Work instructions:
Find every line in the records below that holds the word "Bitcoin", and copy it out.

Working data:
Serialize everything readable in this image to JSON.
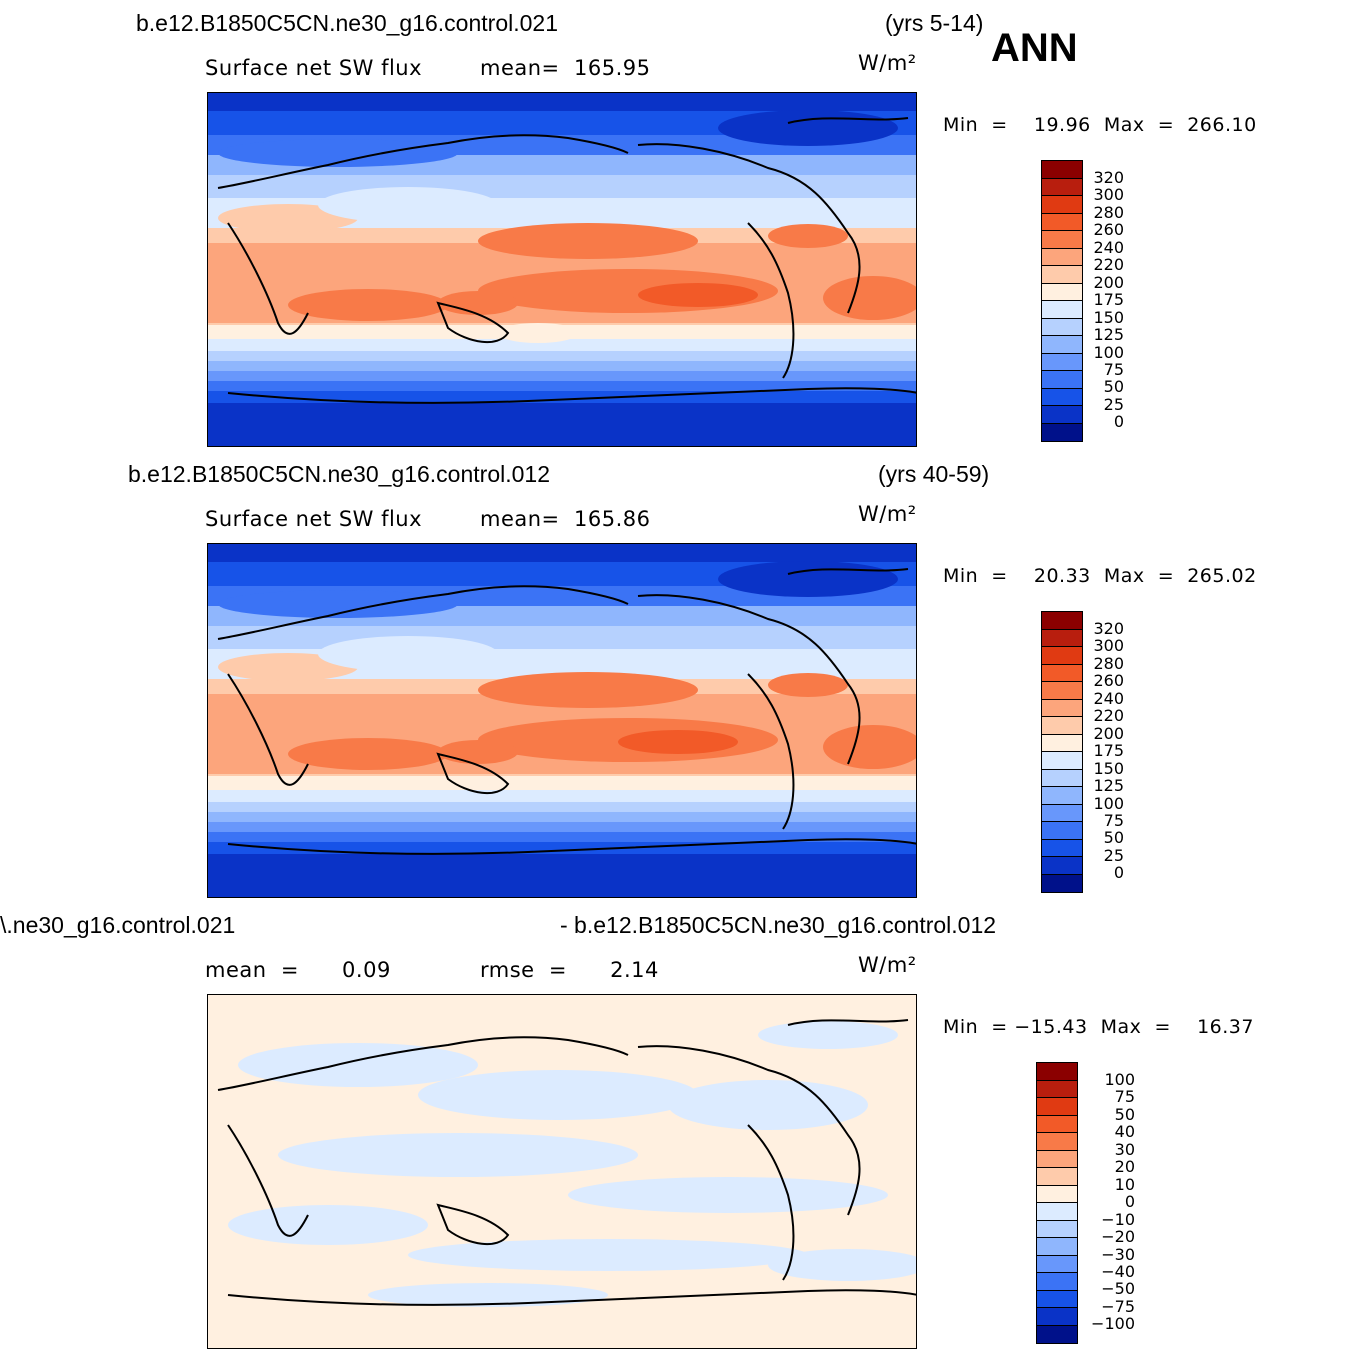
{
  "header": {
    "case1": "b.e12.B1850C5CN.ne30_g16.control.021",
    "years1": "(yrs 5-14)",
    "season": "ANN",
    "case2": "b.e12.B1850C5CN.ne30_g16.control.012",
    "years2": "(yrs 40-59)",
    "diff_left": "\\.ne30_g16.control.021",
    "diff_right": "- b.e12.B1850C5CN.ne30_g16.control.012"
  },
  "panels": [
    {
      "variable": "Surface net SW flux",
      "stat": "mean=  165.95",
      "units": "W/m²",
      "minmax": "Min  =    19.96  Max  =  266.10"
    },
    {
      "variable": "Surface net SW flux",
      "stat": "mean=  165.86",
      "units": "W/m²",
      "minmax": "Min  =    20.33  Max  =  265.02"
    },
    {
      "variable": "mean  =      0.09",
      "stat": "rmse  =      2.14",
      "units": "W/m²",
      "minmax": "Min  = −15.43  Max  =    16.37"
    }
  ],
  "colorbar_main": {
    "labels": [
      "320",
      "300",
      "280",
      "260",
      "240",
      "220",
      "200",
      "175",
      "150",
      "125",
      "100",
      "75",
      "50",
      "25",
      "0"
    ],
    "colors": [
      "#8b0000",
      "#b81e0e",
      "#e03a12",
      "#f25a28",
      "#f87a48",
      "#fca57c",
      "#fecbab",
      "#fff0e0",
      "#dcebff",
      "#b6d1fe",
      "#8fb6fd",
      "#6897fb",
      "#3b73f5",
      "#1753e8",
      "#0a33c7",
      "#00118a"
    ]
  },
  "colorbar_diff": {
    "labels": [
      "100",
      "75",
      "50",
      "40",
      "30",
      "20",
      "10",
      "0",
      "−10",
      "−20",
      "−30",
      "−40",
      "−50",
      "−75",
      "−100"
    ],
    "colors": [
      "#8b0000",
      "#b81e0e",
      "#e03a12",
      "#f25a28",
      "#f87a48",
      "#fca57c",
      "#fecbab",
      "#fff0e0",
      "#dcebff",
      "#b6d1fe",
      "#8fb6fd",
      "#6897fb",
      "#3b73f5",
      "#1753e8",
      "#0a33c7",
      "#00118a"
    ]
  }
}
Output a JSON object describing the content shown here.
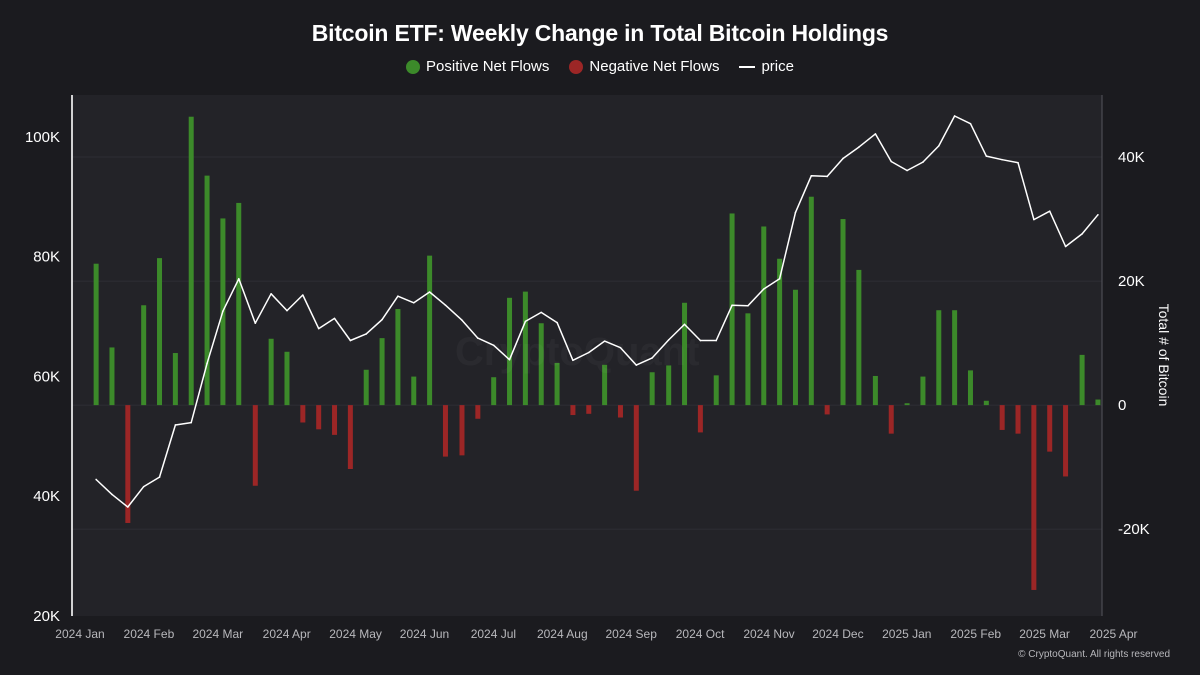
{
  "colors": {
    "background": "#1b1b1f",
    "plot_background": "#232328",
    "positive": "#3c8a2a",
    "negative": "#9c2626",
    "price_line": "#ffffff",
    "grid": "#2e2e34"
  },
  "legend": {
    "positive": "Positive Net Flows",
    "negative": "Negative Net Flows",
    "price": "price"
  },
  "watermark": "CryptoQuant",
  "copyright": "© CryptoQuant. All rights reserved",
  "chart_data": {
    "type": "bar",
    "title": "Bitcoin ETF: Weekly Change in Total Bitcoin Holdings",
    "xlabel": "",
    "ylabel": "",
    "y2label": "Total # of Bitcoin",
    "x_ticks": [
      "2024 Jan",
      "2024 Feb",
      "2024 Mar",
      "2024 Apr",
      "2024 May",
      "2024 Jun",
      "2024 Jul",
      "2024 Aug",
      "2024 Sep",
      "2024 Oct",
      "2024 Nov",
      "2024 Dec",
      "2025 Jan",
      "2025 Feb",
      "2025 Mar",
      "2025 Apr"
    ],
    "x_range_months": [
      0,
      15
    ],
    "price_axis": {
      "min": 20000,
      "max": 107000,
      "ticks": [
        20000,
        40000,
        60000,
        80000,
        100000
      ],
      "tick_labels": [
        "20K",
        "40K",
        "60K",
        "80K",
        "100K"
      ]
    },
    "flow_axis": {
      "min": -34000,
      "max": 50000,
      "ticks": [
        -20000,
        0,
        20000,
        40000
      ],
      "tick_labels": [
        "-20K",
        "0",
        "20K",
        "40K"
      ]
    },
    "flows": [
      {
        "t": 0.06,
        "v": 22800
      },
      {
        "t": 0.29,
        "v": 9300
      },
      {
        "t": 0.52,
        "v": -19000
      },
      {
        "t": 0.75,
        "v": 16100
      },
      {
        "t": 0.98,
        "v": 23700
      },
      {
        "t": 1.21,
        "v": 8400
      },
      {
        "t": 1.44,
        "v": 46500
      },
      {
        "t": 1.67,
        "v": 37000
      },
      {
        "t": 1.9,
        "v": 30100
      },
      {
        "t": 2.13,
        "v": 32600
      },
      {
        "t": 2.37,
        "v": -13000
      },
      {
        "t": 2.6,
        "v": 10700
      },
      {
        "t": 2.83,
        "v": 8600
      },
      {
        "t": 3.06,
        "v": -2800
      },
      {
        "t": 3.29,
        "v": -3900
      },
      {
        "t": 3.52,
        "v": -4800
      },
      {
        "t": 3.75,
        "v": -10300
      },
      {
        "t": 3.98,
        "v": 5700
      },
      {
        "t": 4.21,
        "v": 10800
      },
      {
        "t": 4.44,
        "v": 15500
      },
      {
        "t": 4.67,
        "v": 4600
      },
      {
        "t": 4.9,
        "v": 24100
      },
      {
        "t": 5.13,
        "v": -8300
      },
      {
        "t": 5.37,
        "v": -8100
      },
      {
        "t": 5.6,
        "v": -2200
      },
      {
        "t": 5.83,
        "v": 4500
      },
      {
        "t": 6.06,
        "v": 17300
      },
      {
        "t": 6.29,
        "v": 18300
      },
      {
        "t": 6.52,
        "v": 13200
      },
      {
        "t": 6.75,
        "v": 6800
      },
      {
        "t": 6.98,
        "v": -1600
      },
      {
        "t": 7.21,
        "v": -1400
      },
      {
        "t": 7.44,
        "v": 6500
      },
      {
        "t": 7.67,
        "v": -2000
      },
      {
        "t": 7.9,
        "v": -13800
      },
      {
        "t": 8.13,
        "v": 5300
      },
      {
        "t": 8.37,
        "v": 6400
      },
      {
        "t": 8.6,
        "v": 16500
      },
      {
        "t": 8.83,
        "v": -4400
      },
      {
        "t": 9.06,
        "v": 4800
      },
      {
        "t": 9.29,
        "v": 30900
      },
      {
        "t": 9.52,
        "v": 14800
      },
      {
        "t": 9.75,
        "v": 28800
      },
      {
        "t": 9.98,
        "v": 23600
      },
      {
        "t": 10.21,
        "v": 18600
      },
      {
        "t": 10.44,
        "v": 33600
      },
      {
        "t": 10.67,
        "v": -1500
      },
      {
        "t": 10.9,
        "v": 30000
      },
      {
        "t": 11.13,
        "v": 21800
      },
      {
        "t": 11.37,
        "v": 4700
      },
      {
        "t": 11.6,
        "v": -4600
      },
      {
        "t": 11.83,
        "v": 300
      },
      {
        "t": 12.06,
        "v": 4600
      },
      {
        "t": 12.29,
        "v": 15300
      },
      {
        "t": 12.52,
        "v": 15300
      },
      {
        "t": 12.75,
        "v": 5600
      },
      {
        "t": 12.98,
        "v": 700
      },
      {
        "t": 13.21,
        "v": -4000
      },
      {
        "t": 13.44,
        "v": -4600
      },
      {
        "t": 13.67,
        "v": -29800
      },
      {
        "t": 13.9,
        "v": -7500
      },
      {
        "t": 14.13,
        "v": -11500
      },
      {
        "t": 14.37,
        "v": 8100
      },
      {
        "t": 14.6,
        "v": 900
      }
    ],
    "price": [
      {
        "t": 0.06,
        "v": 42800
      },
      {
        "t": 0.29,
        "v": 40300
      },
      {
        "t": 0.52,
        "v": 38200
      },
      {
        "t": 0.75,
        "v": 41600
      },
      {
        "t": 0.98,
        "v": 43200
      },
      {
        "t": 1.21,
        "v": 51900
      },
      {
        "t": 1.44,
        "v": 52300
      },
      {
        "t": 1.67,
        "v": 62200
      },
      {
        "t": 1.9,
        "v": 70900
      },
      {
        "t": 2.13,
        "v": 76300
      },
      {
        "t": 2.37,
        "v": 68900
      },
      {
        "t": 2.6,
        "v": 73800
      },
      {
        "t": 2.83,
        "v": 71000
      },
      {
        "t": 3.06,
        "v": 73600
      },
      {
        "t": 3.29,
        "v": 68000
      },
      {
        "t": 3.52,
        "v": 69700
      },
      {
        "t": 3.75,
        "v": 66000
      },
      {
        "t": 3.98,
        "v": 67100
      },
      {
        "t": 4.21,
        "v": 69500
      },
      {
        "t": 4.44,
        "v": 73400
      },
      {
        "t": 4.67,
        "v": 72300
      },
      {
        "t": 4.9,
        "v": 74100
      },
      {
        "t": 5.13,
        "v": 71900
      },
      {
        "t": 5.37,
        "v": 69400
      },
      {
        "t": 5.6,
        "v": 66400
      },
      {
        "t": 5.83,
        "v": 65200
      },
      {
        "t": 6.06,
        "v": 62800
      },
      {
        "t": 6.29,
        "v": 69200
      },
      {
        "t": 6.52,
        "v": 70700
      },
      {
        "t": 6.75,
        "v": 69000
      },
      {
        "t": 6.98,
        "v": 62700
      },
      {
        "t": 7.21,
        "v": 64000
      },
      {
        "t": 7.44,
        "v": 65900
      },
      {
        "t": 7.67,
        "v": 64800
      },
      {
        "t": 7.9,
        "v": 61900
      },
      {
        "t": 8.13,
        "v": 63100
      },
      {
        "t": 8.37,
        "v": 66100
      },
      {
        "t": 8.6,
        "v": 68700
      },
      {
        "t": 8.83,
        "v": 66000
      },
      {
        "t": 9.06,
        "v": 66000
      },
      {
        "t": 9.29,
        "v": 71900
      },
      {
        "t": 9.52,
        "v": 71800
      },
      {
        "t": 9.75,
        "v": 74600
      },
      {
        "t": 9.98,
        "v": 76300
      },
      {
        "t": 10.21,
        "v": 87400
      },
      {
        "t": 10.44,
        "v": 93500
      },
      {
        "t": 10.67,
        "v": 93400
      },
      {
        "t": 10.9,
        "v": 96400
      },
      {
        "t": 11.13,
        "v": 98300
      },
      {
        "t": 11.37,
        "v": 100500
      },
      {
        "t": 11.6,
        "v": 95900
      },
      {
        "t": 11.83,
        "v": 94400
      },
      {
        "t": 12.06,
        "v": 95800
      },
      {
        "t": 12.29,
        "v": 98500
      },
      {
        "t": 12.52,
        "v": 103500
      },
      {
        "t": 12.75,
        "v": 102200
      },
      {
        "t": 12.98,
        "v": 96800
      },
      {
        "t": 13.21,
        "v": 96200
      },
      {
        "t": 13.44,
        "v": 95700
      },
      {
        "t": 13.67,
        "v": 86200
      },
      {
        "t": 13.9,
        "v": 87600
      },
      {
        "t": 14.13,
        "v": 81700
      },
      {
        "t": 14.37,
        "v": 83800
      },
      {
        "t": 14.6,
        "v": 87000
      }
    ]
  }
}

Output of the exercise:
    "title": "Bitcoin ETF: Weekly Change in Total Bitcoin Holdings",
    "y2label": "Total # of Bitcoin",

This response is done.